┌──

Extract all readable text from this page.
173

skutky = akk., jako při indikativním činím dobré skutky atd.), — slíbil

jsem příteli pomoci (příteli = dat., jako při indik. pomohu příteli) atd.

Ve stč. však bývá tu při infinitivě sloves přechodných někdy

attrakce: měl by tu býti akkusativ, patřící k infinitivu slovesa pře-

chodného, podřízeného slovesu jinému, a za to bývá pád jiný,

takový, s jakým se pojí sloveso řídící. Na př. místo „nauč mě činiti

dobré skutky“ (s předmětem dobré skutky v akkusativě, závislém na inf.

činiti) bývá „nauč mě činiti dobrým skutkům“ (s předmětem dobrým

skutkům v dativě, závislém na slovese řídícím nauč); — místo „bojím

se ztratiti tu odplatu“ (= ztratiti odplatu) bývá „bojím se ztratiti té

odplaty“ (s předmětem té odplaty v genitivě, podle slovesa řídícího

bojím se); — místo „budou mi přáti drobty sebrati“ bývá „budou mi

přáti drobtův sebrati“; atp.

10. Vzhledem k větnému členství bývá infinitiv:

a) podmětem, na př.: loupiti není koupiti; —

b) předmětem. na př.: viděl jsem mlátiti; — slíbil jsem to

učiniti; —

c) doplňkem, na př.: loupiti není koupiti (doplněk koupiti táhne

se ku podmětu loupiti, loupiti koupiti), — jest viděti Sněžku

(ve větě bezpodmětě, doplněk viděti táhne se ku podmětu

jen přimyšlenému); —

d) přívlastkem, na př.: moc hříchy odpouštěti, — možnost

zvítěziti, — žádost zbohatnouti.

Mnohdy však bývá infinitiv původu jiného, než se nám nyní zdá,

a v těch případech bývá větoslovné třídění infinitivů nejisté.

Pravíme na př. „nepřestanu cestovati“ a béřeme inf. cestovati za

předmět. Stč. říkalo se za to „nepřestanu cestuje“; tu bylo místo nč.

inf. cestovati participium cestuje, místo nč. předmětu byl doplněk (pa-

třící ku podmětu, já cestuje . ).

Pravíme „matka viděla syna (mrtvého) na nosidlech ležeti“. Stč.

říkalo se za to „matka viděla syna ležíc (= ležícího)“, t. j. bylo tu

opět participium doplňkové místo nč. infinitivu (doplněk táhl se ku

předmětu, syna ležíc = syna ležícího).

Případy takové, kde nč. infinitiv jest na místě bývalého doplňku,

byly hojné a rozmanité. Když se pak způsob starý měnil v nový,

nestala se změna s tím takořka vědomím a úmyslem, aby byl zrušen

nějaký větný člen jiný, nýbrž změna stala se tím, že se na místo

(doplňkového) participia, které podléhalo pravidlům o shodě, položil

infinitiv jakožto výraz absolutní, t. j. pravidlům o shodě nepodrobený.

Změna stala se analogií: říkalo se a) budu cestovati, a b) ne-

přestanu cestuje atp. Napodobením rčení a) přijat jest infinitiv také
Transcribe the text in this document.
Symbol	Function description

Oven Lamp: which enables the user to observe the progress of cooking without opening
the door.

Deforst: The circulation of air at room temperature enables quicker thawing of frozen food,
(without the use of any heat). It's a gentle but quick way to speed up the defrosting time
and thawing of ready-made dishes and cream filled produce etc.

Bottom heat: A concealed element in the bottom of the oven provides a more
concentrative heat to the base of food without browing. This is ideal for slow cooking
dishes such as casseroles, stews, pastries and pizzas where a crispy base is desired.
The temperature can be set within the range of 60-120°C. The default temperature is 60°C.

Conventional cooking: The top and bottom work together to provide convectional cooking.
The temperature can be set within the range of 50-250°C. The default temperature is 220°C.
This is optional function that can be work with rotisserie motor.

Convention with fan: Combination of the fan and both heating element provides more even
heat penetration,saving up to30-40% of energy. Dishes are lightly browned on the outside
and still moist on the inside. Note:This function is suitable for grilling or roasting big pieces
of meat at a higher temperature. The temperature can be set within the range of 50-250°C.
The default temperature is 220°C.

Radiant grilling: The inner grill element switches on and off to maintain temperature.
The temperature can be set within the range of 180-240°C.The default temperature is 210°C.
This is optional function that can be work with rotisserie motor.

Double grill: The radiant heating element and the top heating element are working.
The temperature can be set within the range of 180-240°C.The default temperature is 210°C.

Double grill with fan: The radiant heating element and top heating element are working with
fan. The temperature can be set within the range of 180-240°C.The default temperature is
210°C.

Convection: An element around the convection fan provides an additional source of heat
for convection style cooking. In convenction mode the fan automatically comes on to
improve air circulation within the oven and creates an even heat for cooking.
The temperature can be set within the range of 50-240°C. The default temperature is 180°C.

└──

> [EXERCISE AIM]
Restate every entry word for word.

> [ANSWER TO THE TASK]
Extract all readable text from this page.
173

skutky = akk., jako při indikativním činím dobré skutky atd.), — slíbil

jsem příteli pomoci (příteli = dat., jako při indik. pomohu příteli) atd.

Ve stč. však bývá tu při infinitivě sloves přechodných někdy

attrakce: měl by tu býti akkusativ, patřící k infinitivu slovesa pře-

chodného, podřízeného slovesu jinému, a za to bývá pád jiný,

takový, s jakým se pojí sloveso řídící. Na př. místo „nauč mě činiti

dobré skutky“ (s předmětem dobré skutky v akkusativě, závislém na inf.

činiti) bývá „nauč mě činiti dobrým skutkům“ (s předmětem dobrým

skutkům v dativě, závislém na slovese řídícím nauč); — místo „bojím

se ztratiti tu odplatu“ (= ztratiti odplatu) bývá „bojím se ztratiti té

odplaty“ (s předmětem té odplaty v genitivě, podle slovesa řídícího

bojím se); — místo „budou mi přáti drobty sebrati“ bývá „budou mi

přáti drobtův sebrati“; atp.

10. Vzhledem k větnému členství bývá infinitiv:

a) podmětem, na př.: loupiti není koupiti; —

b) předmětem. na př.: viděl jsem mlátiti; — slíbil jsem to

učiniti; —

c) doplňkem, na př.: loupiti není koupiti (doplněk koupiti táhne

se ku podmětu loupiti, loupiti koupiti), — jest viděti Sněžku

(ve větě bezpodmětě, doplněk viděti táhne se ku podmětu

jen přimyšlenému); —

d) přívlastkem, na př.: moc hříchy odpouštěti, — možnost

zvítěziti, — žádost zbohatnouti.

Mnohdy však bývá infinitiv původu jiného, než se nám nyní zdá,

a v těch případech bývá větoslovné třídění infinitivů nejisté.

Pravíme na př. „nepřestanu cestovati“ a béřeme inf. cestovati za

předmět. Stč. říkalo se za to „nepřestanu cestuje“; tu bylo místo nč.

inf. cestovati participium cestuje, místo nč. předmětu byl doplněk (pa-

třící ku podmětu, já cestuje . ).

Pravíme „matka viděla syna (mrtvého) na nosidlech ležeti“. Stč.

říkalo se za to „matka viděla syna ležíc (= ležícího)“, t. j. bylo tu

opět participium doplňkové místo nč. infinitivu (doplněk táhl se ku

předmětu, syna ležíc = syna ležícího).

Případy takové, kde nč. infinitiv jest na místě bývalého doplňku,

byly hojné a rozmanité. Když se pak způsob starý měnil v nový,

nestala se změna s tím takořka vědomím a úmyslem, aby byl zrušen

nějaký větný člen jiný, nýbrž změna stala se tím, že se na místo

(doplňkového) participia, které podléhalo pravidlům o shodě, položil

infinitiv jakožto výraz absolutní, t. j. pravidlům o shodě nepodrobený.

Změna stala se analogií: říkalo se a) budu cestovati, a b) ne-

přestanu cestuje atp. Napodobením rčení a) přijat jest infinitiv také
Transcribe the text in this document.
Symbol	Function description

Oven Lamp: which enables the user to observe the progress of cooking without opening
the door.

Deforst: The circulation of air at room temperature enables quicker thawing of frozen food,
(without the use of any heat). It's a gentle but quick way to speed up the defrosting time
and thawing of ready-made dishes and cream filled produce etc.

Bottom heat: A concealed element in the bottom of the oven provides a more
concentrative heat to the base of food without browing. This is ideal for slow cooking
dishes such as casseroles, stews, pastries and pizzas where a crispy base is desired.
The temperature can be set within the range of 60-120°C. The default temperature is 60°C.

Conventional cooking: The top and bottom work together to provide convectional cooking.
The temperature can be set within the range of 50-250°C. The default temperature is 220°C.
This is optional function that can be work with rotisserie motor.

Convention with fan: Combination of the fan and both heating element provides more even
heat penetration,saving up to30-40% of energy. Dishes are lightly browned on the outside
and still moist on the inside. Note:This function is suitable for grilling or roasting big pieces
of meat at a higher temperature. The temperature can be set within the range of 50-250°C.
The default temperature is 220°C.

Radiant grilling: The inner grill element switches on and off to maintain temperature.
The temperature can be set within the range of 180-240°C.The default temperature is 210°C.
This is optional function that can be work with rotisserie motor.

Double grill: The radiant heating element and the top heating element are working.
The temperature can be set within the range of 180-240°C.The default temperature is 210°C.

Double grill with fan: The radiant heating element and top heating element are working with
fan. The temperature can be set within the range of 180-240°C.The default temperature is
210°C.

Convection: An element around the convection fan provides an additional source of heat
for convection style cooking. In convenction mode the fan automatically comes on to
improve air circulation within the oven and creates an even heat for cooking.
The temperature can be set within the range of 50-240°C. The default temperature is 180°C.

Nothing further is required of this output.